Directive:
Extract the complete data exactly as given.

[START]

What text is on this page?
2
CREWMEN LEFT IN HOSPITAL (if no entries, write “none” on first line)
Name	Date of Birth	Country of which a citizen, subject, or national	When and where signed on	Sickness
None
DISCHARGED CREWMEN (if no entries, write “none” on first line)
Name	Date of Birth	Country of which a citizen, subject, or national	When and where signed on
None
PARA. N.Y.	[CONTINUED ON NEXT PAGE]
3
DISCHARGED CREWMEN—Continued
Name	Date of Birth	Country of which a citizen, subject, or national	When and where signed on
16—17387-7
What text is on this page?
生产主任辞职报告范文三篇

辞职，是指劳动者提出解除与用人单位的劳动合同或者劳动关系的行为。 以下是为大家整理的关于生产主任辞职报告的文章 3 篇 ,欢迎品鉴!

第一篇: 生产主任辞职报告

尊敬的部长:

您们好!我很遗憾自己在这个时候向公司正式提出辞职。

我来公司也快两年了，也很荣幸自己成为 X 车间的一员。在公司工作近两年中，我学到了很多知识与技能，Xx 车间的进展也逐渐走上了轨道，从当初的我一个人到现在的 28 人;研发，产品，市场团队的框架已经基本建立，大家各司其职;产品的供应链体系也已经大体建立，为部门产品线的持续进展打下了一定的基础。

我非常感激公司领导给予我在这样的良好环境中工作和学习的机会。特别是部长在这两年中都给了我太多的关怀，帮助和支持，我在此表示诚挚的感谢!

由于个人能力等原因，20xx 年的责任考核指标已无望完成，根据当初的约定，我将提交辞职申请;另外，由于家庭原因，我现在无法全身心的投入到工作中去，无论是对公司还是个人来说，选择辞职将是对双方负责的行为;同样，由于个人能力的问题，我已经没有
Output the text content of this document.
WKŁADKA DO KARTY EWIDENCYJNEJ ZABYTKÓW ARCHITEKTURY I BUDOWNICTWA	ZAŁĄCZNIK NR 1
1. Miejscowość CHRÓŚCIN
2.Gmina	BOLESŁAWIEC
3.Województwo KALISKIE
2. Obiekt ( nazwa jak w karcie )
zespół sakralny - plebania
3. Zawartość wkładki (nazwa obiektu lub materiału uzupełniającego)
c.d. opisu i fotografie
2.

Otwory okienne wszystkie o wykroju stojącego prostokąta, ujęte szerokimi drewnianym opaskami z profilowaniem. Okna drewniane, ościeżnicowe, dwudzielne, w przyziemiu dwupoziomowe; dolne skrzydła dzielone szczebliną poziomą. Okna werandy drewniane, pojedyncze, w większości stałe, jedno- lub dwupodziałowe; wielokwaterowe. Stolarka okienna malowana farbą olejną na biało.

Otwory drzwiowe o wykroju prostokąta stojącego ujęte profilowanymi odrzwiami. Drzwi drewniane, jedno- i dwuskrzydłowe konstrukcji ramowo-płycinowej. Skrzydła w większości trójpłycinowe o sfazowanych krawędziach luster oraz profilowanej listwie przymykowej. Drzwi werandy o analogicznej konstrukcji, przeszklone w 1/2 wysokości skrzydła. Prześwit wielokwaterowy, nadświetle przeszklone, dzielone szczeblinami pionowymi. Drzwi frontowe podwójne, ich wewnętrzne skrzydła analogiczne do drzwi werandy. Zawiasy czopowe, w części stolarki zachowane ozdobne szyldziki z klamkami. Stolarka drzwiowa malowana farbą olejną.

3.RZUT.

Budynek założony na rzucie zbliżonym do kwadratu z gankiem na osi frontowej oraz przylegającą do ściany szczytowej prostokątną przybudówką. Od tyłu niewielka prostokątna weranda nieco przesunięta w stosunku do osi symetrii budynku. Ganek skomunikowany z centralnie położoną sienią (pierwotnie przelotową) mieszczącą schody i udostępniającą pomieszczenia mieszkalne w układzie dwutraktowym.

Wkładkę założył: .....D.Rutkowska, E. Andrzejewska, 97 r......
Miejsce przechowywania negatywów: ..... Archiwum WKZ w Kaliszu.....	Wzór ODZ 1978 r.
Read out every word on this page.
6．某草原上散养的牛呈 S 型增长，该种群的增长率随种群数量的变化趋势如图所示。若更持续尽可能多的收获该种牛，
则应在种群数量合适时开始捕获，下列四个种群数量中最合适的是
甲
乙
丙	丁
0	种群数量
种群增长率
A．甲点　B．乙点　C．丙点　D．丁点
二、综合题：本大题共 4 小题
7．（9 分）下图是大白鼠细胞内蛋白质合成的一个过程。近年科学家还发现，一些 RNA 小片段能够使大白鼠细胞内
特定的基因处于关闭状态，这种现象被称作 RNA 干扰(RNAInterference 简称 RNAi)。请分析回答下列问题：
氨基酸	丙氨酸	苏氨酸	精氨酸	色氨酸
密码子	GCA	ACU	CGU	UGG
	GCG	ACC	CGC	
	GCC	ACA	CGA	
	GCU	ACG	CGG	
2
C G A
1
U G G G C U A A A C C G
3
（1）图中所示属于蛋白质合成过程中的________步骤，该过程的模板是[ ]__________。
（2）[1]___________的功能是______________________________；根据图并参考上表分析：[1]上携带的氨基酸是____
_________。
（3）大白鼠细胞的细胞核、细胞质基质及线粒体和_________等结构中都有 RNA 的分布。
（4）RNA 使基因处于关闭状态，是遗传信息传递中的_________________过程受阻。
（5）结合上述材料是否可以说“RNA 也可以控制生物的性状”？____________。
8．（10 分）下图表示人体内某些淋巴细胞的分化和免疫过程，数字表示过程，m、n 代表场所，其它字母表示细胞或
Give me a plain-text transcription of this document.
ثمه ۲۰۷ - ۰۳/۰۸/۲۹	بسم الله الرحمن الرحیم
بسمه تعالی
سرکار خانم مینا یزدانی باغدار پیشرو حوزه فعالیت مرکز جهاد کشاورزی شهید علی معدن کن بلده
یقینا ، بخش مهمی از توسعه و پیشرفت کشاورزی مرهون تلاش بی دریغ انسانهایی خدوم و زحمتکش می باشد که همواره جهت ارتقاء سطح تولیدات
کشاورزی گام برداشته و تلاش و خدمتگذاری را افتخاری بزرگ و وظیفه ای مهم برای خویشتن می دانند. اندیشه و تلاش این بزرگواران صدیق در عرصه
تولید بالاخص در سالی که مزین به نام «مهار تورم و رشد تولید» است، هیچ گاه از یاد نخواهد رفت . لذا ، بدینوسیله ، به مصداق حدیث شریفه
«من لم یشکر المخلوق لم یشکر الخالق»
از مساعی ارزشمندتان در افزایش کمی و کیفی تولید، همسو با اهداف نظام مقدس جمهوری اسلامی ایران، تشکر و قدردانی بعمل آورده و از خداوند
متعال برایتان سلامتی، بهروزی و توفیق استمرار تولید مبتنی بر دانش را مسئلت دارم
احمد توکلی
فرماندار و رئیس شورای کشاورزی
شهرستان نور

[END]

Answer below:
What text is on this page?
2
CREWMEN LEFT IN HOSPITAL (if no entries, write “none” on first line)
Name	Date of Birth	Country of which a citizen, subject, or national	When and where signed on	Sickness
None
DISCHARGED CREWMEN (if no entries, write “none” on first line)
Name	Date of Birth	Country of which a citizen, subject, or national	When and where signed on
None
PARA. N.Y.	[CONTINUED ON NEXT PAGE]
3
DISCHARGED CREWMEN—Continued
Name	Date of Birth	Country of which a citizen, subject, or national	When and where signed on
16—17387-7
What text is on this page?
生产主任辞职报告范文三篇

辞职，是指劳动者提出解除与用人单位的劳动合同或者劳动关系的行为。 以下是为大家整理的关于生产主任辞职报告的文章 3 篇 ,欢迎品鉴!

第一篇: 生产主任辞职报告

尊敬的部长:

您们好!我很遗憾自己在这个时候向公司正式提出辞职。

我来公司也快两年了，也很荣幸自己成为 X 车间的一员。在公司工作近两年中，我学到了很多知识与技能，Xx 车间的进展也逐渐走上了轨道，从当初的我一个人到现在的 28 人;研发，产品，市场团队的框架已经基本建立，大家各司其职;产品的供应链体系也已经大体建立，为部门产品线的持续进展打下了一定的基础。

我非常感激公司领导给予我在这样的良好环境中工作和学习的机会。特别是部长在这两年中都给了我太多的关怀，帮助和支持，我在此表示诚挚的感谢!

由于个人能力等原因，20xx 年的责任考核指标已无望完成，根据当初的约定，我将提交辞职申请;另外，由于家庭原因，我现在无法全身心的投入到工作中去，无论是对公司还是个人来说，选择辞职将是对双方负责的行为;同样，由于个人能力的问题，我已经没有
Output the text content of this document.
WKŁADKA DO KARTY EWIDENCYJNEJ ZABYTKÓW ARCHITEKTURY I BUDOWNICTWA	ZAŁĄCZNIK NR 1
1. Miejscowość CHRÓŚCIN
2.Gmina	BOLESŁAWIEC
3.Województwo KALISKIE
2. Obiekt ( nazwa jak w karcie )
zespół sakralny - plebania
3. Zawartość wkładki (nazwa obiektu lub materiału uzupełniającego)
c.d. opisu i fotografie
2.

Otwory okienne wszystkie o wykroju stojącego prostokąta, ujęte szerokimi drewnianym opaskami z profilowaniem. Okna drewniane, ościeżnicowe, dwudzielne, w przyziemiu dwupoziomowe; dolne skrzydła dzielone szczebliną poziomą. Okna werandy drewniane, pojedyncze, w większości stałe, jedno- lub dwupodziałowe; wielokwaterowe. Stolarka okienna malowana farbą olejną na biało.

Otwory drzwiowe o wykroju prostokąta stojącego ujęte profilowanymi odrzwiami. Drzwi drewniane, jedno- i dwuskrzydłowe konstrukcji ramowo-płycinowej. Skrzydła w większości trójpłycinowe o sfazowanych krawędziach luster oraz profilowanej listwie przymykowej. Drzwi werandy o analogicznej konstrukcji, przeszklone w 1/2 wysokości skrzydła. Prześwit wielokwaterowy, nadświetle przeszklone, dzielone szczeblinami pionowymi. Drzwi frontowe podwójne, ich wewnętrzne skrzydła analogiczne do drzwi werandy. Zawiasy czopowe, w części stolarki zachowane ozdobne szyldziki z klamkami. Stolarka drzwiowa malowana farbą olejną.

3.RZUT.

Budynek założony na rzucie zbliżonym do kwadratu z gankiem na osi frontowej oraz przylegającą do ściany szczytowej prostokątną przybudówką. Od tyłu niewielka prostokątna weranda nieco przesunięta w stosunku do osi symetrii budynku. Ganek skomunikowany z centralnie położoną sienią (pierwotnie przelotową) mieszczącą schody i udostępniającą pomieszczenia mieszkalne w układzie dwutraktowym.

Wkładkę założył: .....D.Rutkowska, E. Andrzejewska, 97 r......
Miejsce przechowywania negatywów: ..... Archiwum WKZ w Kaliszu.....	Wzór ODZ 1978 r.
Read out every word on this page.
6．某草原上散养的牛呈 S 型增长，该种群的增长率随种群数量的变化趋势如图所示。若更持续尽可能多的收获该种牛，
则应在种群数量合适时开始捕获，下列四个种群数量中最合适的是
甲
乙
丙	丁
0	种群数量
种群增长率
A．甲点　B．乙点　C．丙点　D．丁点
二、综合题：本大题共 4 小题
7．（9 分）下图是大白鼠细胞内蛋白质合成的一个过程。近年科学家还发现，一些 RNA 小片段能够使大白鼠细胞内
特定的基因处于关闭状态，这种现象被称作 RNA 干扰(RNAInterference 简称 RNAi)。请分析回答下列问题：
氨基酸	丙氨酸	苏氨酸	精氨酸	色氨酸
密码子	GCA	ACU	CGU	UGG
	GCG	ACC	CGC	
	GCC	ACA	CGA	
	GCU	ACG	CGG	
2
C G A
1
U G G G C U A A A C C G
3
（1）图中所示属于蛋白质合成过程中的________步骤，该过程的模板是[ ]__________。
（2）[1]___________的功能是______________________________；根据图并参考上表分析：[1]上携带的氨基酸是____
_________。
（3）大白鼠细胞的细胞核、细胞质基质及线粒体和_________等结构中都有 RNA 的分布。
（4）RNA 使基因处于关闭状态，是遗传信息传递中的_________________过程受阻。
（5）结合上述材料是否可以说“RNA 也可以控制生物的性状”？____________。
8．（10 分）下图表示人体内某些淋巴细胞的分化和免疫过程，数字表示过程，m、n 代表场所，其它字母表示细胞或
Give me a plain-text transcription of this document.
ثمه ۲۰۷ - ۰۳/۰۸/۲۹	بسم الله الرحمن الرحیم
بسمه تعالی
سرکار خانم مینا یزدانی باغدار پیشرو حوزه فعالیت مرکز جهاد کشاورزی شهید علی معدن کن بلده
یقینا ، بخش مهمی از توسعه و پیشرفت کشاورزی مرهون تلاش بی دریغ انسانهایی خدوم و زحمتکش می باشد که همواره جهت ارتقاء سطح تولیدات
کشاورزی گام برداشته و تلاش و خدمتگذاری را افتخاری بزرگ و وظیفه ای مهم برای خویشتن می دانند. اندیشه و تلاش این بزرگواران صدیق در عرصه
تولید بالاخص در سالی که مزین به نام «مهار تورم و رشد تولید» است، هیچ گاه از یاد نخواهد رفت . لذا ، بدینوسیله ، به مصداق حدیث شریفه
«من لم یشکر المخلوق لم یشکر الخالق»
از مساعی ارزشمندتان در افزایش کمی و کیفی تولید، همسو با اهداف نظام مقدس جمهوری اسلامی ایران، تشکر و قدردانی بعمل آورده و از خداوند
متعال برایتان سلامتی، بهروزی و توفیق استمرار تولید مبتنی بر دانش را مسئلت دارم
احمد توکلی
فرماندار و رئیس شورای کشاورزی
شهرستان نور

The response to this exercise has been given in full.